WORK TO DO:
Exactly reproduce the lines that follow.
╭──
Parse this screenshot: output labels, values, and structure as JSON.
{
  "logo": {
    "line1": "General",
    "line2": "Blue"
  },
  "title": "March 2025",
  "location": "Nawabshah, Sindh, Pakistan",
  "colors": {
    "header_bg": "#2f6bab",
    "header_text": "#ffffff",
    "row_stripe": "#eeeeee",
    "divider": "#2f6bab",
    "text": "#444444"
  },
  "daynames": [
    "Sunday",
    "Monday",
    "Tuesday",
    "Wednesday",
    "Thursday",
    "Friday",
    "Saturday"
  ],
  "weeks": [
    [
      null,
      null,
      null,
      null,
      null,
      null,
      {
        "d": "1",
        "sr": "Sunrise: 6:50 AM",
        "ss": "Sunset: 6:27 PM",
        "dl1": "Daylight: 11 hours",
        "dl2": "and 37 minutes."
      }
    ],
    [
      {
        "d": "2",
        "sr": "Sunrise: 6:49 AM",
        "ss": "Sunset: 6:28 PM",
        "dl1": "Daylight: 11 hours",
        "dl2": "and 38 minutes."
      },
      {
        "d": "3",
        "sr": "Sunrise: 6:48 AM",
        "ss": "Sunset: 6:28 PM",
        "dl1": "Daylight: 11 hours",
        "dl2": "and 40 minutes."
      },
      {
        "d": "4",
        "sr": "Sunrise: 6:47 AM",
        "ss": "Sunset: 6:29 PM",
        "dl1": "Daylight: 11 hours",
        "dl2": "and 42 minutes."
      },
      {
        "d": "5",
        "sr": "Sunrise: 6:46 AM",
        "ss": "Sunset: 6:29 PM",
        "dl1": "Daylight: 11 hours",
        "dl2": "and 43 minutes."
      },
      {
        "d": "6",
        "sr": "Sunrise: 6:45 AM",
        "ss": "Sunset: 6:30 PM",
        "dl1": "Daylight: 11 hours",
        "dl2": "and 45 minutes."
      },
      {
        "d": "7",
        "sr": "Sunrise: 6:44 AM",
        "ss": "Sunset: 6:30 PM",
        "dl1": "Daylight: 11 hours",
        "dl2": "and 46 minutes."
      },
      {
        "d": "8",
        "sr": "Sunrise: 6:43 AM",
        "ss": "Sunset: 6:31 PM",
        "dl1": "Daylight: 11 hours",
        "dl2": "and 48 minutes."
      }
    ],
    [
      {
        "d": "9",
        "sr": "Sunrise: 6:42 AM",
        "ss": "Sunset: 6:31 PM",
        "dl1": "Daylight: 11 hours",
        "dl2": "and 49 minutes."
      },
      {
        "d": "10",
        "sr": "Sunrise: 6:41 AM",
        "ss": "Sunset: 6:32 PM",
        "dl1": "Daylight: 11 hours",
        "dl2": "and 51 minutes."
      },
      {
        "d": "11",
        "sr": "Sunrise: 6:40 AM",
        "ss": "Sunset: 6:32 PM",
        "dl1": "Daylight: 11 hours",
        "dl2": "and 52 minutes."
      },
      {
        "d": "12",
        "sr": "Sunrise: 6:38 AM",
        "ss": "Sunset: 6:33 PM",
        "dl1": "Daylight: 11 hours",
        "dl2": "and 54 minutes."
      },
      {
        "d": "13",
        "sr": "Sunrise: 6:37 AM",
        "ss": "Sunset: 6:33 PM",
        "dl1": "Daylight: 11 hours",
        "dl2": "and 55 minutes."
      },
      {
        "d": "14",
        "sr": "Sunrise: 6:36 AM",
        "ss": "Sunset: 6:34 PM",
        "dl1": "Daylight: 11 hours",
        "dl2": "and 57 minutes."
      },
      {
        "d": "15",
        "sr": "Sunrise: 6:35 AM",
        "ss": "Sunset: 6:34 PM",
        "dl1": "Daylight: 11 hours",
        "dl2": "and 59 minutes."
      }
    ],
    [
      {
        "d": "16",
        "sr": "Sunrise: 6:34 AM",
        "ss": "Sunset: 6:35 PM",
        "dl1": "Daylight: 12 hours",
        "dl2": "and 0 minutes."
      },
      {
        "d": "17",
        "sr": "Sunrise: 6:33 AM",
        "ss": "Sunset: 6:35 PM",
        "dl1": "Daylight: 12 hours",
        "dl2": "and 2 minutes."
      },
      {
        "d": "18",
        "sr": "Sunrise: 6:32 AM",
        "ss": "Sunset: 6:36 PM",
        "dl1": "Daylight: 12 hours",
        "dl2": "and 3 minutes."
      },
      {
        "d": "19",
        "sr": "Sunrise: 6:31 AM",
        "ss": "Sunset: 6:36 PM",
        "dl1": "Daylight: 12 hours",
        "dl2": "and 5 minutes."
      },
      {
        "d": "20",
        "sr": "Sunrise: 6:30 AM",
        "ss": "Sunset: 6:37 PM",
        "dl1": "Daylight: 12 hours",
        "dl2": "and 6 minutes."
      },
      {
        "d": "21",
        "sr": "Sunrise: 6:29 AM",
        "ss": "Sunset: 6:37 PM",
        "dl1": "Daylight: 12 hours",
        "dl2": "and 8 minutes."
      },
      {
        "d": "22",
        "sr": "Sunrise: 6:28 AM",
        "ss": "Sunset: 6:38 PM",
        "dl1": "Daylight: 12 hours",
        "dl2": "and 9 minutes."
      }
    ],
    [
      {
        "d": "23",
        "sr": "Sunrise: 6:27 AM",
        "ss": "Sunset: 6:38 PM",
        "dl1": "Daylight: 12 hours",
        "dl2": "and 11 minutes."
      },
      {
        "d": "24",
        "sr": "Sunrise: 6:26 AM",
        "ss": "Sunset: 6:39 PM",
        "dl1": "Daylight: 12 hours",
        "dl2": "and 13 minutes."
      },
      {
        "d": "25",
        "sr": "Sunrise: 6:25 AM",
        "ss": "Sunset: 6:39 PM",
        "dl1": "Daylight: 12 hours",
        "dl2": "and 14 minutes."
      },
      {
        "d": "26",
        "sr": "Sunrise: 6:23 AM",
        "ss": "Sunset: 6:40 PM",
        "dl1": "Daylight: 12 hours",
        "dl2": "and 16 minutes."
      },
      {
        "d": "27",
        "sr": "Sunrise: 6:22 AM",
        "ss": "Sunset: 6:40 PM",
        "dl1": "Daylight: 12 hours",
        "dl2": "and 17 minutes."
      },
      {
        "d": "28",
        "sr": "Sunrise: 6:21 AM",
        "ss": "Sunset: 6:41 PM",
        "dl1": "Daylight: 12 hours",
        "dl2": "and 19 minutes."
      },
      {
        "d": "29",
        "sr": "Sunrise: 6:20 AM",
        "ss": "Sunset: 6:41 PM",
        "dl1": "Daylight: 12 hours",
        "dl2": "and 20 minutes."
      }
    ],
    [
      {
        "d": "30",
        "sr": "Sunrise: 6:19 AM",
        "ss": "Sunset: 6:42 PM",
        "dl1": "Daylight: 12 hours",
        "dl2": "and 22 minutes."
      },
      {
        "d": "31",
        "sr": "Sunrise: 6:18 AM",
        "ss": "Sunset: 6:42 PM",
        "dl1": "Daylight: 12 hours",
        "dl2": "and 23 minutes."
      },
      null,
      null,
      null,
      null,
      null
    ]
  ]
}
╰──
FINISHED EXERCISE:
Parse this screenshot: output labels, values, and structure as JSON.
{
  "logo": {
    "line1": "General",
    "line2": "Blue"
  },
  "title": "March 2025",
  "location": "Nawabshah, Sindh, Pakistan",
  "colors": {
    "header_bg": "#2f6bab",
    "header_text": "#ffffff",
    "row_stripe": "#eeeeee",
    "divider": "#2f6bab",
    "text": "#444444"
  },
  "daynames": [
    "Sunday",
    "Monday",
    "Tuesday",
    "Wednesday",
    "Thursday",
    "Friday",
    "Saturday"
  ],
  "weeks": [
    [
      null,
      null,
      null,
      null,
      null,
      null,
      {
        "d": "1",
        "sr": "Sunrise: 6:50 AM",
        "ss": "Sunset: 6:27 PM",
        "dl1": "Daylight: 11 hours",
        "dl2": "and 37 minutes."
      }
    ],
    [
      {
        "d": "2",
        "sr": "Sunrise: 6:49 AM",
        "ss": "Sunset: 6:28 PM",
        "dl1": "Daylight: 11 hours",
        "dl2": "and 38 minutes."
      },
      {
        "d": "3",
        "sr": "Sunrise: 6:48 AM",
        "ss": "Sunset: 6:28 PM",
        "dl1": "Daylight: 11 hours",
        "dl2": "and 40 minutes."
      },
      {
        "d": "4",
        "sr": "Sunrise: 6:47 AM",
        "ss": "Sunset: 6:29 PM",
        "dl1": "Daylight: 11 hours",
        "dl2": "and 42 minutes."
      },
      {
        "d": "5",
        "sr": "Sunrise: 6:46 AM",
        "ss": "Sunset: 6:29 PM",
        "dl1": "Daylight: 11 hours",
        "dl2": "and 43 minutes."
      },
      {
        "d": "6",
        "sr": "Sunrise: 6:45 AM",
        "ss": "Sunset: 6:30 PM",
        "dl1": "Daylight: 11 hours",
        "dl2": "and 45 minutes."
      },
      {
        "d": "7",
        "sr": "Sunrise: 6:44 AM",
        "ss": "Sunset: 6:30 PM",
        "dl1": "Daylight: 11 hours",
        "dl2": "and 46 minutes."
      },
      {
        "d": "8",
        "sr": "Sunrise: 6:43 AM",
        "ss": "Sunset: 6:31 PM",
        "dl1": "Daylight: 11 hours",
        "dl2": "and 48 minutes."
      }
    ],
    [
      {
        "d": "9",
        "sr": "Sunrise: 6:42 AM",
        "ss": "Sunset: 6:31 PM",
        "dl1": "Daylight: 11 hours",
        "dl2": "and 49 minutes."
      },
      {
        "d": "10",
        "sr": "Sunrise: 6:41 AM",
        "ss": "Sunset: 6:32 PM",
        "dl1": "Daylight: 11 hours",
        "dl2": "and 51 minutes."
      },
      {
        "d": "11",
        "sr": "Sunrise: 6:40 AM",
        "ss": "Sunset: 6:32 PM",
        "dl1": "Daylight: 11 hours",
        "dl2": "and 52 minutes."
      },
      {
        "d": "12",
        "sr": "Sunrise: 6:38 AM",
        "ss": "Sunset: 6:33 PM",
        "dl1": "Daylight: 11 hours",
        "dl2": "and 54 minutes."
      },
      {
        "d": "13",
        "sr": "Sunrise: 6:37 AM",
        "ss": "Sunset: 6:33 PM",
        "dl1": "Daylight: 11 hours",
        "dl2": "and 55 minutes."
      },
      {
        "d": "14",
        "sr": "Sunrise: 6:36 AM",
        "ss": "Sunset: 6:34 PM",
        "dl1": "Daylight: 11 hours",
        "dl2": "and 57 minutes."
      },
      {
        "d": "15",
        "sr": "Sunrise: 6:35 AM",
        "ss": "Sunset: 6:34 PM",
        "dl1": "Daylight: 11 hours",
        "dl2": "and 59 minutes."
      }
    ],
    [
      {
        "d": "16",
        "sr": "Sunrise: 6:34 AM",
        "ss": "Sunset: 6:35 PM",
        "dl1": "Daylight: 12 hours",
        "dl2": "and 0 minutes."
      },
      {
        "d": "17",
        "sr": "Sunrise: 6:33 AM",
        "ss": "Sunset: 6:35 PM",
        "dl1": "Daylight: 12 hours",
        "dl2": "and 2 minutes."
      },
      {
        "d": "18",
        "sr": "Sunrise: 6:32 AM",
        "ss": "Sunset: 6:36 PM",
        "dl1": "Daylight: 12 hours",
        "dl2": "and 3 minutes."
      },
      {
        "d": "19",
        "sr": "Sunrise: 6:31 AM",
        "ss": "Sunset: 6:36 PM",
        "dl1": "Daylight: 12 hours",
        "dl2": "and 5 minutes."
      },
      {
        "d": "20",
        "sr": "Sunrise: 6:30 AM",
        "ss": "Sunset: 6:37 PM",
        "dl1": "Daylight: 12 hours",
        "dl2": "and 6 minutes."
      },
      {
        "d": "21",
        "sr": "Sunrise: 6:29 AM",
        "ss": "Sunset: 6:37 PM",
        "dl1": "Daylight: 12 hours",
        "dl2": "and 8 minutes."
      },
      {
        "d": "22",
        "sr": "Sunrise: 6:28 AM",
        "ss": "Sunset: 6:38 PM",
        "dl1": "Daylight: 12 hours",
        "dl2": "and 9 minutes."
      }
    ],
    [
      {
        "d": "23",
        "sr": "Sunrise: 6:27 AM",
        "ss": "Sunset: 6:38 PM",
        "dl1": "Daylight: 12 hours",
        "dl2": "and 11 minutes."
      },
      {
        "d": "24",
        "sr": "Sunrise: 6:26 AM",
        "ss": "Sunset: 6:39 PM",
        "dl1": "Daylight: 12 hours",
        "dl2": "and 13 minutes."
      },
      {
        "d": "25",
        "sr": "Sunrise: 6:25 AM",
        "ss": "Sunset: 6:39 PM",
        "dl1": "Daylight: 12 hours",
        "dl2": "and 14 minutes."
      },
      {
        "d": "26",
        "sr": "Sunrise: 6:23 AM",
        "ss": "Sunset: 6:40 PM",
        "dl1": "Daylight: 12 hours",
        "dl2": "and 16 minutes."
      },
      {
        "d": "27",
        "sr": "Sunrise: 6:22 AM",
        "ss": "Sunset: 6:40 PM",
        "dl1": "Daylight: 12 hours",
        "dl2": "and 17 minutes."
      },
      {
        "d": "28",
        "sr": "Sunrise: 6:21 AM",
        "ss": "Sunset: 6:41 PM",
        "dl1": "Daylight: 12 hours",
        "dl2": "and 19 minutes."
      },
      {
        "d": "29",
        "sr": "Sunrise: 6:20 AM",
        "ss": "Sunset: 6:41 PM",
        "dl1": "Daylight: 12 hours",
        "dl2": "and 20 minutes."
      }
    ],
    [
      {
        "d": "30",
        "sr": "Sunrise: 6:19 AM",
        "ss": "Sunset: 6:42 PM",
        "dl1": "Daylight: 12 hours",
        "dl2": "and 22 minutes."
      },
      {
        "d": "31",
        "sr": "Sunrise: 6:18 AM",
        "ss": "Sunset: 6:42 PM",
        "dl1": "Daylight: 12 hours",
        "dl2": "and 23 minutes."
      },
      null,
      null,
      null,
      null,
      null
    ]
  ]
}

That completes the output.